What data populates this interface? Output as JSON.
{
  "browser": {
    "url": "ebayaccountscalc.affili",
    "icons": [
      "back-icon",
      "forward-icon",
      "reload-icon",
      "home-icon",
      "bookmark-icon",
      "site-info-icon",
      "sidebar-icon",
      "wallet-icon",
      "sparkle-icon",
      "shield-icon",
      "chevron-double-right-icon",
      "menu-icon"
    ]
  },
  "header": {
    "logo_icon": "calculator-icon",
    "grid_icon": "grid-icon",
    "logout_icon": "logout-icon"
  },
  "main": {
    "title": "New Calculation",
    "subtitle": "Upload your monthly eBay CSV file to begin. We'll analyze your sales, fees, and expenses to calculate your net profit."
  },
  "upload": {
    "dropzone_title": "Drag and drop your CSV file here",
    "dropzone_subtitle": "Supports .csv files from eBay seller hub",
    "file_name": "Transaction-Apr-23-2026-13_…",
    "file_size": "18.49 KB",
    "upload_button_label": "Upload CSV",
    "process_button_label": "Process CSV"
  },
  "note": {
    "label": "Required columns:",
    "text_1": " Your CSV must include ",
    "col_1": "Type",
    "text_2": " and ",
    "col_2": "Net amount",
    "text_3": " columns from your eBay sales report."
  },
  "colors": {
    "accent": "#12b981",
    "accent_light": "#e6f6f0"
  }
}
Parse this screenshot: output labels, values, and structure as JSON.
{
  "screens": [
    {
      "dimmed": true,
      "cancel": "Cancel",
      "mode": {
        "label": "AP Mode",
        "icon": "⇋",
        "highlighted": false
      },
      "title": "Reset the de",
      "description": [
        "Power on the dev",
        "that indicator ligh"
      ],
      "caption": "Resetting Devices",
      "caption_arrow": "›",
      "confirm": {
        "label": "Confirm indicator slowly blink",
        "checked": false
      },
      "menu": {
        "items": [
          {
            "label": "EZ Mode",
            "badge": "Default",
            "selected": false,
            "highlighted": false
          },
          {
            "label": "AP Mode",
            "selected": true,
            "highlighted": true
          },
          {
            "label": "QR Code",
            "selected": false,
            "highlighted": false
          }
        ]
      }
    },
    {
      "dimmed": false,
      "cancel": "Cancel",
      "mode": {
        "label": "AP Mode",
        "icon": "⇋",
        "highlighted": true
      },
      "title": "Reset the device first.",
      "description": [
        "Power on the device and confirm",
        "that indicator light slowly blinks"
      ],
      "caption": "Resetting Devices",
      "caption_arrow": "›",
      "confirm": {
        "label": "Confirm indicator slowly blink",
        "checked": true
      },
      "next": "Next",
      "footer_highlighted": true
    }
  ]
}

+++++

→ To be done:
Please quote the data above in full, with no line missing.

→ Result:
What data populates this interface? Output as JSON.
{
  "browser": {
    "url": "ebayaccountscalc.affili",
    "icons": [
      "back-icon",
      "forward-icon",
      "reload-icon",
      "home-icon",
      "bookmark-icon",
      "site-info-icon",
      "sidebar-icon",
      "wallet-icon",
      "sparkle-icon",
      "shield-icon",
      "chevron-double-right-icon",
      "menu-icon"
    ]
  },
  "header": {
    "logo_icon": "calculator-icon",
    "grid_icon": "grid-icon",
    "logout_icon": "logout-icon"
  },
  "main": {
    "title": "New Calculation",
    "subtitle": "Upload your monthly eBay CSV file to begin. We'll analyze your sales, fees, and expenses to calculate your net profit."
  },
  "upload": {
    "dropzone_title": "Drag and drop your CSV file here",
    "dropzone_subtitle": "Supports .csv files from eBay seller hub",
    "file_name": "Transaction-Apr-23-2026-13_…",
    "file_size": "18.49 KB",
    "upload_button_label": "Upload CSV",
    "process_button_label": "Process CSV"
  },
  "note": {
    "label": "Required columns:",
    "text_1": " Your CSV must include ",
    "col_1": "Type",
    "text_2": " and ",
    "col_2": "Net amount",
    "text_3": " columns from your eBay sales report."
  },
  "colors": {
    "accent": "#12b981",
    "accent_light": "#e6f6f0"
  }
}
Parse this screenshot: output labels, values, and structure as JSON.
{
  "screens": [
    {
      "dimmed": true,
      "cancel": "Cancel",
      "mode": {
        "label": "AP Mode",
        "icon": "⇋",
        "highlighted": false
      },
      "title": "Reset the de",
      "description": [
        "Power on the dev",
        "that indicator ligh"
      ],
      "caption": "Resetting Devices",
      "caption_arrow": "›",
      "confirm": {
        "label": "Confirm indicator slowly blink",
        "checked": false
      },
      "menu": {
        "items": [
          {
            "label": "EZ Mode",
            "badge": "Default",
            "selected": false,
            "highlighted": false
          },
          {
            "label": "AP Mode",
            "selected": true,
            "highlighted": true
          },
          {
            "label": "QR Code",
            "selected": false,
            "highlighted": false
          }
        ]
      }
    },
    {
      "dimmed": false,
      "cancel": "Cancel",
      "mode": {
        "label": "AP Mode",
        "icon": "⇋",
        "highlighted": true
      },
      "title": "Reset the device first.",
      "description": [
        "Power on the device and confirm",
        "that indicator light slowly blinks"
      ],
      "caption": "Resetting Devices",
      "caption_arrow": "›",
      "confirm": {
        "label": "Confirm indicator slowly blink",
        "checked": true
      },
      "next": "Next",
      "footer_highlighted": true
    }
  ]
}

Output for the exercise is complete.